_EXERCISE GOAL_
Go through the entries below and copy each line containing the word "Travelling".

_PROVIDED DATA_
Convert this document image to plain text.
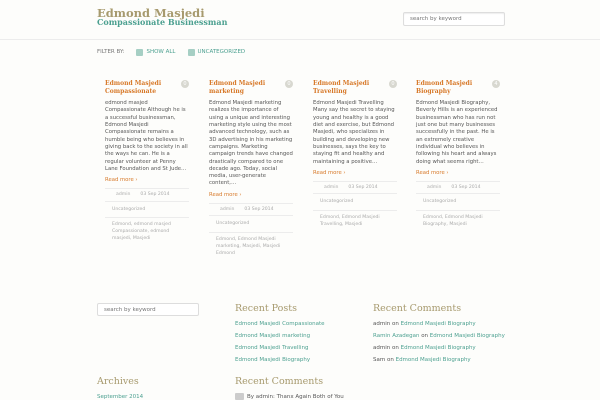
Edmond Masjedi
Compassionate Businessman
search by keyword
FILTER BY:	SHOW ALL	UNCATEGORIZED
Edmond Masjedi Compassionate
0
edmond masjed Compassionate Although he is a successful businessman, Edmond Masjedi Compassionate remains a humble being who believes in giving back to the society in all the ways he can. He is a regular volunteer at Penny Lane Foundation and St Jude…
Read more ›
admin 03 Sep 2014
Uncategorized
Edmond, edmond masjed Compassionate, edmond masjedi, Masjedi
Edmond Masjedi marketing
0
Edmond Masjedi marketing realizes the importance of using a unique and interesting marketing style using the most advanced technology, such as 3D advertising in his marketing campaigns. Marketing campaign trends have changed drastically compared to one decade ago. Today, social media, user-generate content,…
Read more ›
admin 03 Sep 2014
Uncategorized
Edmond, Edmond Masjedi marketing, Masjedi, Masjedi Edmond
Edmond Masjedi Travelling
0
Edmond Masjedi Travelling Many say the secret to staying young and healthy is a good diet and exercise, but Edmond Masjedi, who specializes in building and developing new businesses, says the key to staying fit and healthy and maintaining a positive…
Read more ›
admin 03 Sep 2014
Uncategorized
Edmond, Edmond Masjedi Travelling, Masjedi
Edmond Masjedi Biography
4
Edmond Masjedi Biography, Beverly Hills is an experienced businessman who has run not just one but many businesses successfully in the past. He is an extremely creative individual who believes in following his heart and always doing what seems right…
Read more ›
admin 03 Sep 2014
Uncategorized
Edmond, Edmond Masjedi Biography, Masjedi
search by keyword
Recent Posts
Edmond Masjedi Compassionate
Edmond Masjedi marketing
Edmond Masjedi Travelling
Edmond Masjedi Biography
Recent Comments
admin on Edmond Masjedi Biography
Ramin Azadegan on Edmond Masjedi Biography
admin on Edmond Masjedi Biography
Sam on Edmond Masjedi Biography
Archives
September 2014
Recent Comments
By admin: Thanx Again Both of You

_TASK OUTPUT_
Edmond Masjedi Travelling
Edmond Masjedi Travelling Many say the secret to staying young and healthy is a good diet and exercise, but Edmond Masjedi, who specializes in building and developing new businesses, says the key to staying fit and healthy and maintaining a positive…
Edmond, Edmond Masjedi Travelling, Masjedi
Edmond Masjedi Travelling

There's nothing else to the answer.